## GIVEN REQUEST
Copy every line in the records below that contains the word "bullet".

## Structured figure records
+-------+
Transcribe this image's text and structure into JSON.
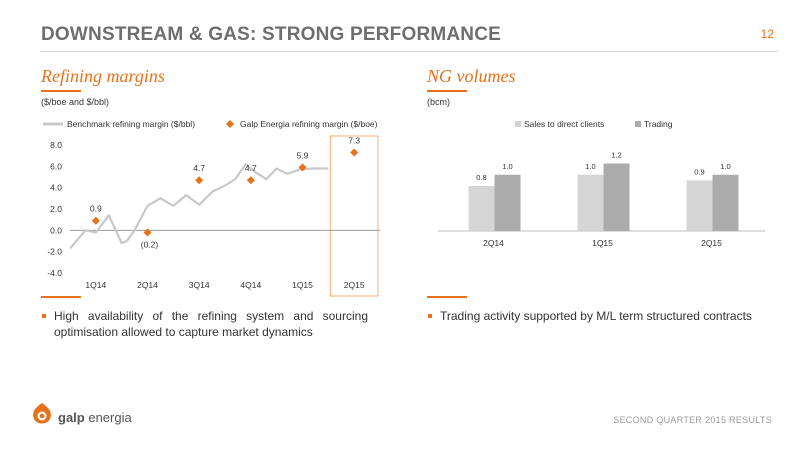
{
  "header": {
    "title": "DOWNSTREAM & GAS: STRONG PERFORMANCE",
    "page_number": "12"
  },
  "left_section": {
    "title": "Refining margins",
    "unit": "($/boe and $/bbl)",
    "bullet": "High availability of the refining system and sourcing optimisation allowed to capture market dynamics"
  },
  "right_section": {
    "title": "NG volumes",
    "unit": "(bcm)",
    "bullet": "Trading activity supported by M/L term structured contracts"
  },
  "footer": {
    "brand_bold": "galp",
    "brand_rest": " energia",
    "report_label": "SECOND QUARTER 2015 RESULTS"
  },
  "colors": {
    "accent": "#e8711a",
    "benchmark_line": "#c8c8c8",
    "ng_sales": "#d5d5d5",
    "ng_trading": "#ababab"
  },
  "chart_data": [
    {
      "type": "line",
      "title": "",
      "legend_position": "top",
      "categories": [
        "1Q14",
        "2Q14",
        "3Q14",
        "4Q14",
        "1Q15",
        "2Q15"
      ],
      "yticks": [
        "8.0",
        "6.0",
        "4.0",
        "2.0",
        "0.0",
        "-2.0",
        "-4.0"
      ],
      "ylim": [
        -4,
        8
      ],
      "grid": false,
      "highlighted_category": "2Q15",
      "series": [
        {
          "name": "Benchmark refining margin ($/bbl)",
          "kind": "line",
          "x": [
            0.0,
            0.3,
            0.5,
            0.75,
            1.0,
            1.1,
            1.25,
            1.5,
            1.75,
            2.0,
            2.25,
            2.5,
            2.75,
            3.0,
            3.2,
            3.4,
            3.6,
            3.8,
            4.0,
            4.2,
            4.45,
            4.7,
            5.0
          ],
          "y": [
            -1.7,
            0.0,
            -0.2,
            1.4,
            -1.2,
            -1.0,
            0.0,
            2.3,
            3.0,
            2.3,
            3.3,
            2.4,
            3.6,
            4.2,
            4.8,
            6.2,
            5.4,
            4.8,
            5.8,
            5.3,
            5.7,
            5.8,
            5.8
          ]
        },
        {
          "name": "Galp Energia refining margin ($/boe)",
          "kind": "marker",
          "values": [
            0.9,
            -0.2,
            4.7,
            4.7,
            5.9,
            7.3
          ],
          "labels": [
            "0.9",
            "(0.2)",
            "4.7",
            "4.7",
            "5.9",
            "7.3"
          ]
        }
      ]
    },
    {
      "type": "bar",
      "title": "",
      "legend_position": "top",
      "categories": [
        "2Q14",
        "1Q15",
        "2Q15"
      ],
      "ylim": [
        0,
        1.6
      ],
      "grid": false,
      "series": [
        {
          "name": "Sales to direct clients",
          "values": [
            0.8,
            1.0,
            0.9
          ],
          "labels": [
            "0.8",
            "1.0",
            "0.9"
          ]
        },
        {
          "name": "Trading",
          "values": [
            1.0,
            1.2,
            1.0
          ],
          "labels": [
            "1.0",
            "1.2",
            "1.0"
          ]
        }
      ]
    }
  ]
}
+-------+
## FINISHED ANSWER
    "bullet": "High availability of the refining system and sourcing optimisation allowed to capture market dynamics"
    "bullet": "Trading activity supported by M/L term structured contracts"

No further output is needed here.